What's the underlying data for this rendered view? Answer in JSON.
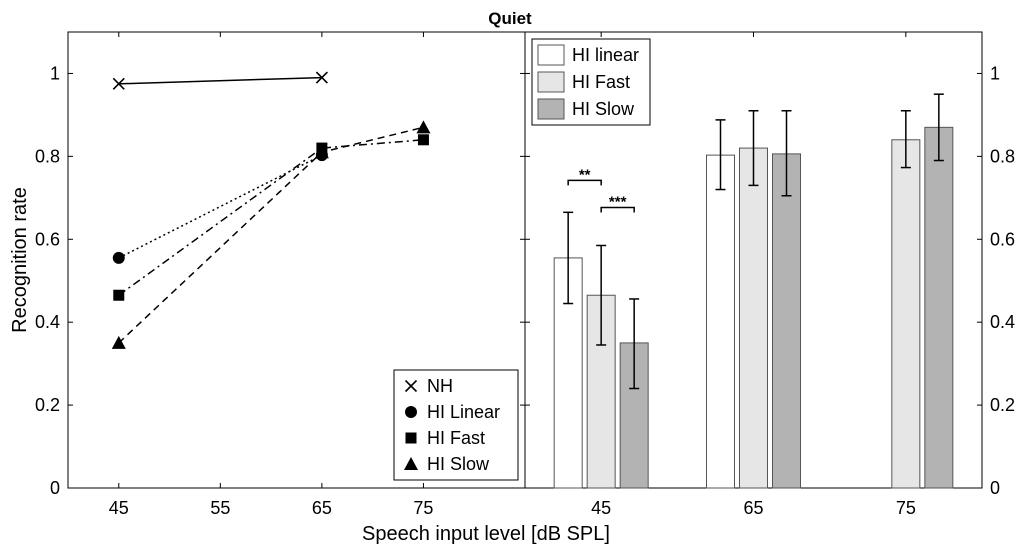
{
  "chart_data": {
    "title": "Quiet",
    "xlabel": "Speech input level [dB SPL]",
    "ylabel": "Recognition rate",
    "panels": [
      {
        "type": "line",
        "xticks": [
          45,
          55,
          65,
          75
        ],
        "xlim": [
          40,
          85
        ],
        "yticks": [
          0,
          0.2,
          0.4,
          0.6,
          0.8,
          1
        ],
        "ylim": [
          0,
          1.1
        ],
        "legend_position": "bottom-right",
        "series": [
          {
            "name": "NH",
            "marker": "x",
            "line": "solid",
            "x": [
              45,
              65
            ],
            "values": [
              0.975,
              0.99
            ]
          },
          {
            "name": "HI Linear",
            "marker": "circle",
            "line": "dotted",
            "x": [
              45,
              65
            ],
            "values": [
              0.555,
              0.803
            ]
          },
          {
            "name": "HI Fast",
            "marker": "square",
            "line": "dashdot",
            "x": [
              45,
              65,
              75
            ],
            "values": [
              0.465,
              0.82,
              0.84
            ]
          },
          {
            "name": "HI Slow",
            "marker": "triangle",
            "line": "dashed",
            "x": [
              45,
              65,
              75
            ],
            "values": [
              0.35,
              0.81,
              0.87
            ]
          }
        ]
      },
      {
        "type": "bar",
        "categories": [
          "45",
          "65",
          "75"
        ],
        "yticks": [
          0,
          0.2,
          0.4,
          0.6,
          0.8,
          1
        ],
        "ylim": [
          0,
          1.1
        ],
        "legend_position": "top-left",
        "series": [
          {
            "name": "HI linear",
            "color": "#ffffff",
            "values": [
              0.555,
              0.803,
              null
            ],
            "err_low": [
              0.445,
              0.72,
              null
            ],
            "err_high": [
              0.665,
              0.888,
              null
            ]
          },
          {
            "name": "HI Fast",
            "color": "#e6e6e6",
            "values": [
              0.465,
              0.82,
              0.84
            ],
            "err_low": [
              0.345,
              0.73,
              0.773
            ],
            "err_high": [
              0.585,
              0.91,
              0.91
            ]
          },
          {
            "name": "HI Slow",
            "color": "#b3b3b3",
            "values": [
              0.35,
              0.806,
              0.87
            ],
            "err_low": [
              0.24,
              0.705,
              0.79
            ],
            "err_high": [
              0.456,
              0.91,
              0.95
            ]
          }
        ],
        "annotations": [
          {
            "text": "**",
            "between": [
              "HI linear",
              "HI Fast"
            ],
            "category": "45"
          },
          {
            "text": "***",
            "between": [
              "HI Fast",
              "HI Slow"
            ],
            "category": "45"
          }
        ]
      }
    ]
  }
}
□ □ □
— What you are asked to do —
Check each line above for the word "color", and copy the lines where it appears.

— Exercise solution —
            "color": "#ffffff",
            "color": "#e6e6e6",
            "color": "#b3b3b3",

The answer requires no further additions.